▶ [TASK] In your copy, include every line of the listing below exactly but none of the pictures.

Stored records:
※

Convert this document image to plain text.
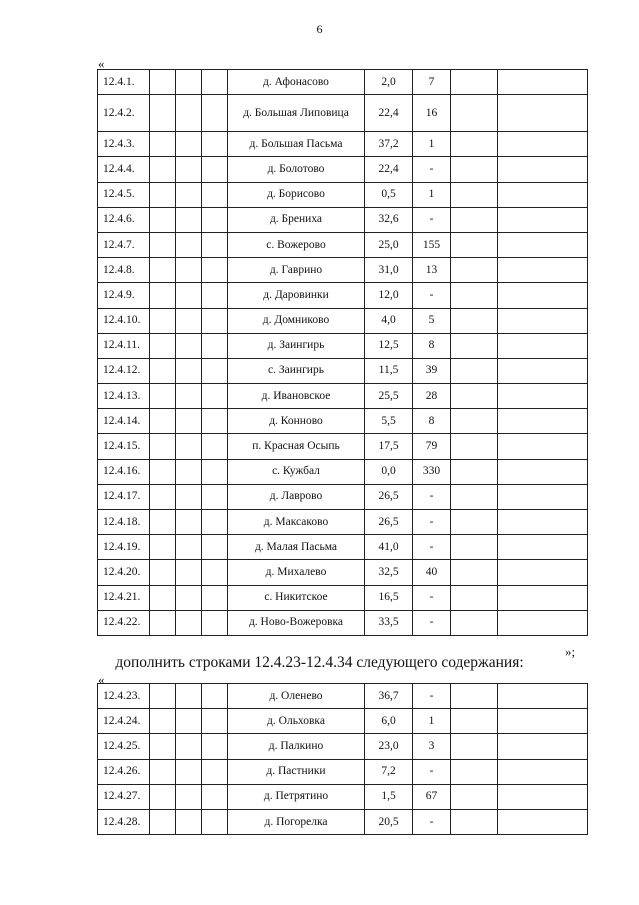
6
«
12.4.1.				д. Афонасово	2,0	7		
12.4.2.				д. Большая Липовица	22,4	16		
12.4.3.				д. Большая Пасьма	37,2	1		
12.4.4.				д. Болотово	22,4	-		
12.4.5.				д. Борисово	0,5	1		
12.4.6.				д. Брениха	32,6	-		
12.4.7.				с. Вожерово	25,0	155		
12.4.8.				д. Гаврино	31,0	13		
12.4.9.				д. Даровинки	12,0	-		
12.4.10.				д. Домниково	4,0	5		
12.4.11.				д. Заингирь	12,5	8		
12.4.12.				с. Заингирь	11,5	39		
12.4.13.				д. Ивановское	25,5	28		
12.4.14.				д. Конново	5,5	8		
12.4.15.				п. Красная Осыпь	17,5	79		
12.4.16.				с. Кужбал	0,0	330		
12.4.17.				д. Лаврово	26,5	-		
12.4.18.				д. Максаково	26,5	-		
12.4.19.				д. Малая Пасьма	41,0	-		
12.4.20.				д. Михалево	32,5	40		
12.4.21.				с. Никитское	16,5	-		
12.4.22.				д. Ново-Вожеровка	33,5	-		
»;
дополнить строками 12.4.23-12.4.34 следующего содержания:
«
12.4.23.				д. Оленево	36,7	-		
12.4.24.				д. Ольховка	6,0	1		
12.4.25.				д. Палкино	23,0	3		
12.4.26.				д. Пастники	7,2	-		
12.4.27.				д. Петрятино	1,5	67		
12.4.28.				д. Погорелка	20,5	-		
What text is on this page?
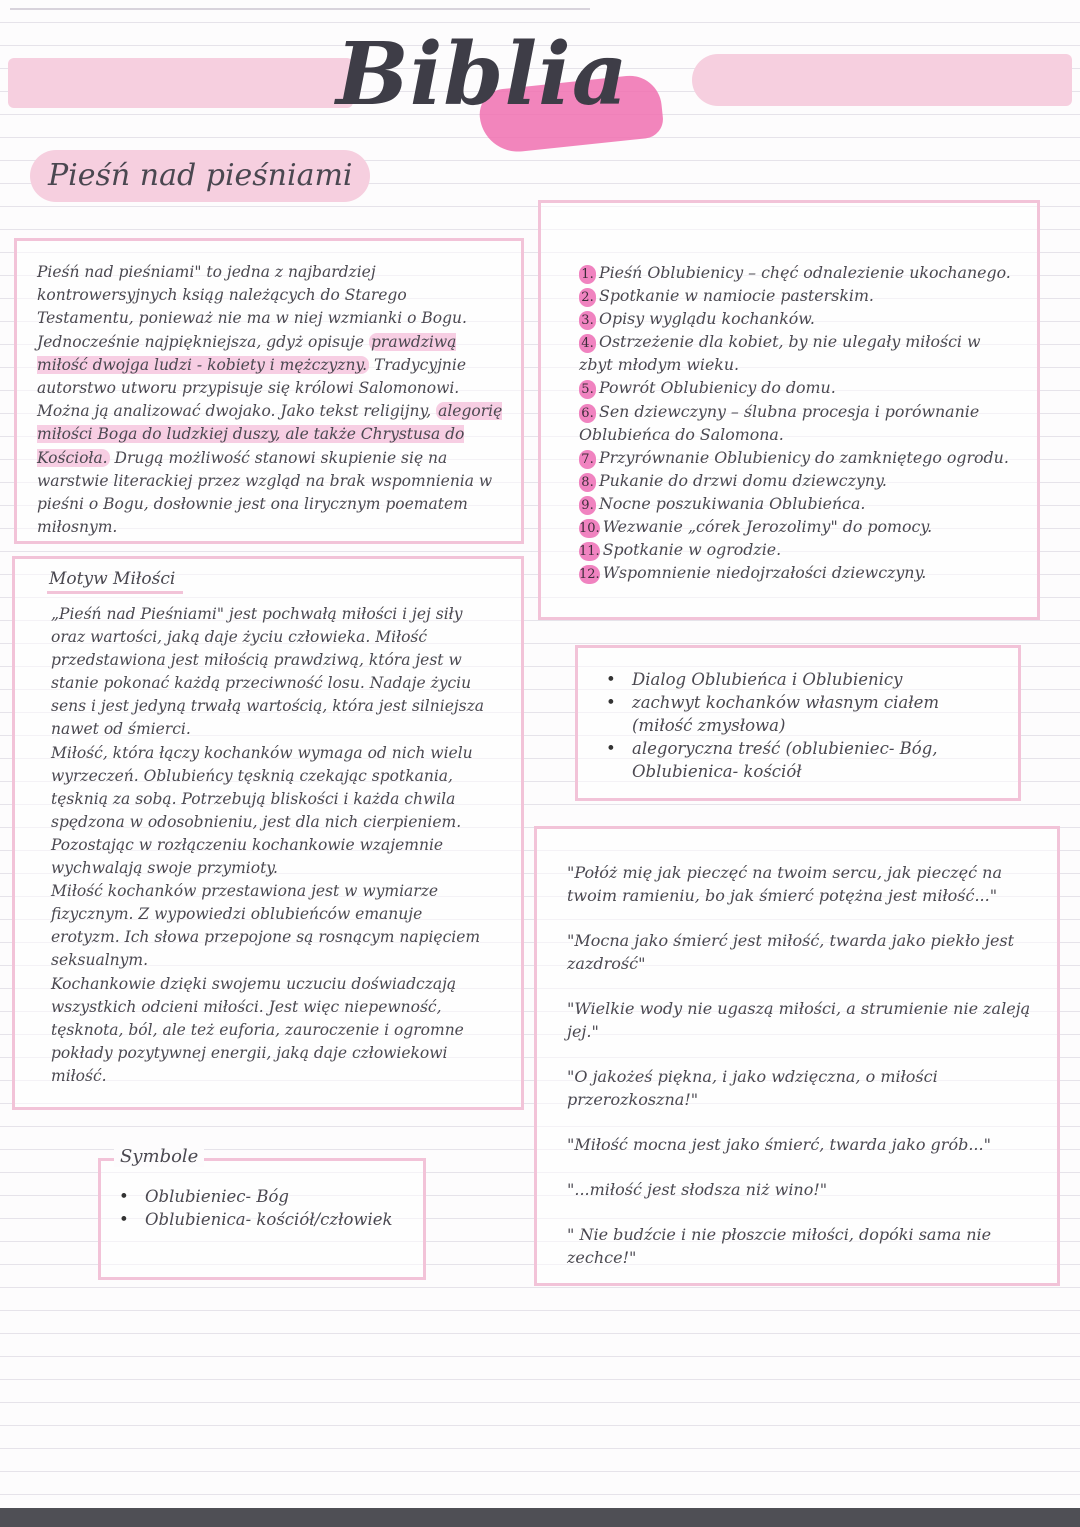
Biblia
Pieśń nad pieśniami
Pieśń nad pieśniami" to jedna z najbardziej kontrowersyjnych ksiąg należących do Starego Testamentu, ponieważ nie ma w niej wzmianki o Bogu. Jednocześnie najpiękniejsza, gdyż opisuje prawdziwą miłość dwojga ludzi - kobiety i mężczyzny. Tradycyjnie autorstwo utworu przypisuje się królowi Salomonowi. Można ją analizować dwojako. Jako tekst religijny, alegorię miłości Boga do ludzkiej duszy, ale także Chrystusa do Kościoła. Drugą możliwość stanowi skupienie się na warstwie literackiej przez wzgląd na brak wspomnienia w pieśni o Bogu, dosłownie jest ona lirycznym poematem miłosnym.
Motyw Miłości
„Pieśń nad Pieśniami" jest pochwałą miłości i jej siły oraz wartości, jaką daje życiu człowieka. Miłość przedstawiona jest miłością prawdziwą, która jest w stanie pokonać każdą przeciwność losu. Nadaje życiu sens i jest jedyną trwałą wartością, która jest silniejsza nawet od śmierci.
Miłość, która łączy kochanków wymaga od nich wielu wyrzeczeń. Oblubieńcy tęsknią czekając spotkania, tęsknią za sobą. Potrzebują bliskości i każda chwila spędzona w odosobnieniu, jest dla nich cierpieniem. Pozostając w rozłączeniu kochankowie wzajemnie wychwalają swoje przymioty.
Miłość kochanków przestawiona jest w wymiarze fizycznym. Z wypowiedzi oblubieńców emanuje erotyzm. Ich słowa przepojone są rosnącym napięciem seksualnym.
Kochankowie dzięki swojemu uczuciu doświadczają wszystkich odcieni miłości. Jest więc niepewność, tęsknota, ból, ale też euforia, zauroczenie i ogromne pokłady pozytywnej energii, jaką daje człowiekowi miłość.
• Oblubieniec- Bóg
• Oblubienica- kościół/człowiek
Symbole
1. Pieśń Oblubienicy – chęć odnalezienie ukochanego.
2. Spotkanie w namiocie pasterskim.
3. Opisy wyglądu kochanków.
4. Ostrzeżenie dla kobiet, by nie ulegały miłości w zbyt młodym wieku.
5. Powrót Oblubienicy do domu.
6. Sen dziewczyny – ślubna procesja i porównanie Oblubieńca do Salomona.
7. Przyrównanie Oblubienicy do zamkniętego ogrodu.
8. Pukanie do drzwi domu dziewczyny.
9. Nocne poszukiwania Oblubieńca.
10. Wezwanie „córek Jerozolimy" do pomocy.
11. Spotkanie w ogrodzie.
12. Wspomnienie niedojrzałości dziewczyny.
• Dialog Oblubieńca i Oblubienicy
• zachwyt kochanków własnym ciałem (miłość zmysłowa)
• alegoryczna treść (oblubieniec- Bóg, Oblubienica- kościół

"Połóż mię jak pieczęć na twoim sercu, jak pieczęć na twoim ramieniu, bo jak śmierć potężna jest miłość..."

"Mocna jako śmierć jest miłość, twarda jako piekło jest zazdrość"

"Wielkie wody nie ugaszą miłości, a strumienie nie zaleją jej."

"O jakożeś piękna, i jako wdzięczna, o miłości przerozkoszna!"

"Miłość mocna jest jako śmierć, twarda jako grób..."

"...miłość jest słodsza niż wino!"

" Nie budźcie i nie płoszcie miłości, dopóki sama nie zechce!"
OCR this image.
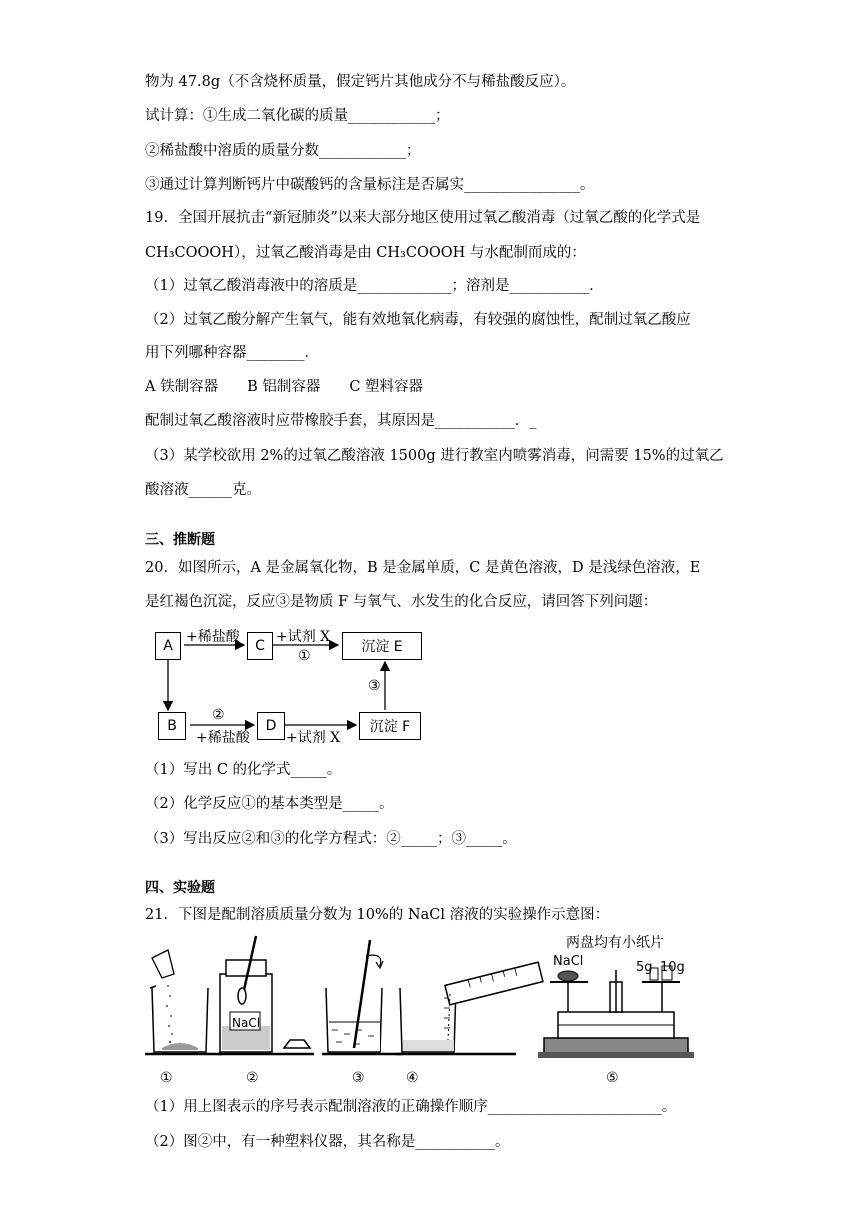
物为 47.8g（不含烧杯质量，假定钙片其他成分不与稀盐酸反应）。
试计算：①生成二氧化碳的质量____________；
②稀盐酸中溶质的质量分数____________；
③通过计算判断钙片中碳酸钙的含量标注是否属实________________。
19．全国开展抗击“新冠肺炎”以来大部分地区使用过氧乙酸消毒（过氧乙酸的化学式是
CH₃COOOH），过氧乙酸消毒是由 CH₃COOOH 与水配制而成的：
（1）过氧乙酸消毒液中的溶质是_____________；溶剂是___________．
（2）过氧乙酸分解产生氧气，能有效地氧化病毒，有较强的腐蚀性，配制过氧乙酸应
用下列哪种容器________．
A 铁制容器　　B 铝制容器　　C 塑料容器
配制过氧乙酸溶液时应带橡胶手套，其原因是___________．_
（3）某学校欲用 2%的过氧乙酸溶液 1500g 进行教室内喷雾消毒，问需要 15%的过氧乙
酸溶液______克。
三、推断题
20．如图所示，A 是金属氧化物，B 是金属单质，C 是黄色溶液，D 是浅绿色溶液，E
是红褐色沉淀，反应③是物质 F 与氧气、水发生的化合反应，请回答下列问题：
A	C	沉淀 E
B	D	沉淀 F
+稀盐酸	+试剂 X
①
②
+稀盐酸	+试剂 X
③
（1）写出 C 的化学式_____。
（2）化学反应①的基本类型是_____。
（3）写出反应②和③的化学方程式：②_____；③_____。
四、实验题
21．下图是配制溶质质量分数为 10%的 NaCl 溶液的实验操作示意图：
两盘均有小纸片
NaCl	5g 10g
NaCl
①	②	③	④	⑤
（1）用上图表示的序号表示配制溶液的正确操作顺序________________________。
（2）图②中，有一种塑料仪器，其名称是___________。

※

▶ [OUTPUT]
Convert this document image to plain text.
6
«
12.4.1.				д. Афонасово	2,0	7		
12.4.2.				д. Большая Липовица	22,4	16		
12.4.3.				д. Большая Пасьма	37,2	1		
12.4.4.				д. Болотово	22,4	-		
12.4.5.				д. Борисово	0,5	1		
12.4.6.				д. Брениха	32,6	-		
12.4.7.				с. Вожерово	25,0	155		
12.4.8.				д. Гаврино	31,0	13		
12.4.9.				д. Даровинки	12,0	-		
12.4.10.				д. Домниково	4,0	5		
12.4.11.				д. Заингирь	12,5	8		
12.4.12.				с. Заингирь	11,5	39		
12.4.13.				д. Ивановское	25,5	28		
12.4.14.				д. Конново	5,5	8		
12.4.15.				п. Красная Осыпь	17,5	79		
12.4.16.				с. Кужбал	0,0	330		
12.4.17.				д. Лаврово	26,5	-		
12.4.18.				д. Максаково	26,5	-		
12.4.19.				д. Малая Пасьма	41,0	-		
12.4.20.				д. Михалево	32,5	40		
12.4.21.				с. Никитское	16,5	-		
12.4.22.				д. Ново-Вожеровка	33,5	-		
»;
дополнить строками 12.4.23-12.4.34 следующего содержания:
«
12.4.23.				д. Оленево	36,7	-		
12.4.24.				д. Ольховка	6,0	1		
12.4.25.				д. Палкино	23,0	3		
12.4.26.				д. Пастники	7,2	-		
12.4.27.				д. Петрятино	1,5	67		
12.4.28.				д. Погорелка	20,5	-		
What text is on this page?
Biblia
Pieśń nad pieśniami
Pieśń nad pieśniami" to jedna z najbardziej kontrowersyjnych ksiąg należących do Starego Testamentu, ponieważ nie ma w niej wzmianki o Bogu. Jednocześnie najpiękniejsza, gdyż opisuje prawdziwą miłość dwojga ludzi - kobiety i mężczyzny. Tradycyjnie autorstwo utworu przypisuje się królowi Salomonowi. Można ją analizować dwojako. Jako tekst religijny, alegorię miłości Boga do ludzkiej duszy, ale także Chrystusa do Kościoła. Drugą możliwość stanowi skupienie się na warstwie literackiej przez wzgląd na brak wspomnienia w pieśni o Bogu, dosłownie jest ona lirycznym poematem miłosnym.
Motyw Miłości
„Pieśń nad Pieśniami" jest pochwałą miłości i jej siły oraz wartości, jaką daje życiu człowieka. Miłość przedstawiona jest miłością prawdziwą, która jest w stanie pokonać każdą przeciwność losu. Nadaje życiu sens i jest jedyną trwałą wartością, która jest silniejsza nawet od śmierci.
Miłość, która łączy kochanków wymaga od nich wielu wyrzeczeń. Oblubieńcy tęsknią czekając spotkania, tęsknią za sobą. Potrzebują bliskości i każda chwila spędzona w odosobnieniu, jest dla nich cierpieniem. Pozostając w rozłączeniu kochankowie wzajemnie wychwalają swoje przymioty.
Miłość kochanków przestawiona jest w wymiarze fizycznym. Z wypowiedzi oblubieńców emanuje erotyzm. Ich słowa przepojone są rosnącym napięciem seksualnym.
Kochankowie dzięki swojemu uczuciu doświadczają wszystkich odcieni miłości. Jest więc niepewność, tęsknota, ból, ale też euforia, zauroczenie i ogromne pokłady pozytywnej energii, jaką daje człowiekowi miłość.
• Oblubieniec- Bóg
• Oblubienica- kościół/człowiek
Symbole
1. Pieśń Oblubienicy – chęć odnalezienie ukochanego.
2. Spotkanie w namiocie pasterskim.
3. Opisy wyglądu kochanków.
4. Ostrzeżenie dla kobiet, by nie ulegały miłości w zbyt młodym wieku.
5. Powrót Oblubienicy do domu.
6. Sen dziewczyny – ślubna procesja i porównanie Oblubieńca do Salomona.
7. Przyrównanie Oblubienicy do zamkniętego ogrodu.
8. Pukanie do drzwi domu dziewczyny.
9. Nocne poszukiwania Oblubieńca.
10. Wezwanie „córek Jerozolimy" do pomocy.
11. Spotkanie w ogrodzie.
12. Wspomnienie niedojrzałości dziewczyny.
• Dialog Oblubieńca i Oblubienicy
• zachwyt kochanków własnym ciałem (miłość zmysłowa)
• alegoryczna treść (oblubieniec- Bóg, Oblubienica- kościół

"Połóż mię jak pieczęć na twoim sercu, jak pieczęć na twoim ramieniu, bo jak śmierć potężna jest miłość..."

"Mocna jako śmierć jest miłość, twarda jako piekło jest zazdrość"

"Wielkie wody nie ugaszą miłości, a strumienie nie zaleją jej."

"O jakożeś piękna, i jako wdzięczna, o miłości przerozkoszna!"

"Miłość mocna jest jako śmierć, twarda jako grób..."

"...miłość jest słodsza niż wino!"

" Nie budźcie i nie płoszcie miłości, dopóki sama nie zechce!"
OCR this image.
物为 47.8g（不含烧杯质量，假定钙片其他成分不与稀盐酸反应）。
试计算：①生成二氧化碳的质量____________；
②稀盐酸中溶质的质量分数____________；
③通过计算判断钙片中碳酸钙的含量标注是否属实________________。
19．全国开展抗击“新冠肺炎”以来大部分地区使用过氧乙酸消毒（过氧乙酸的化学式是
CH₃COOOH），过氧乙酸消毒是由 CH₃COOOH 与水配制而成的：
（1）过氧乙酸消毒液中的溶质是_____________；溶剂是___________．
（2）过氧乙酸分解产生氧气，能有效地氧化病毒，有较强的腐蚀性，配制过氧乙酸应
用下列哪种容器________．
A 铁制容器　　B 铝制容器　　C 塑料容器
配制过氧乙酸溶液时应带橡胶手套，其原因是___________．_
（3）某学校欲用 2%的过氧乙酸溶液 1500g 进行教室内喷雾消毒，问需要 15%的过氧乙
酸溶液______克。
三、推断题
20．如图所示，A 是金属氧化物，B 是金属单质，C 是黄色溶液，D 是浅绿色溶液，E
是红褐色沉淀，反应③是物质 F 与氧气、水发生的化合反应，请回答下列问题：
A	C	沉淀 E
B	D	沉淀 F
+稀盐酸	+试剂 X
①
②
+稀盐酸	+试剂 X
③
（1）写出 C 的化学式_____。
（2）化学反应①的基本类型是_____。
（3）写出反应②和③的化学方程式：②_____；③_____。
四、实验题
21．下图是配制溶质质量分数为 10%的 NaCl 溶液的实验操作示意图：
两盘均有小纸片
NaCl	5g 10g
NaCl
①	②	③	④	⑤
（1）用上图表示的序号表示配制溶液的正确操作顺序________________________。
（2）图②中，有一种塑料仪器，其名称是___________。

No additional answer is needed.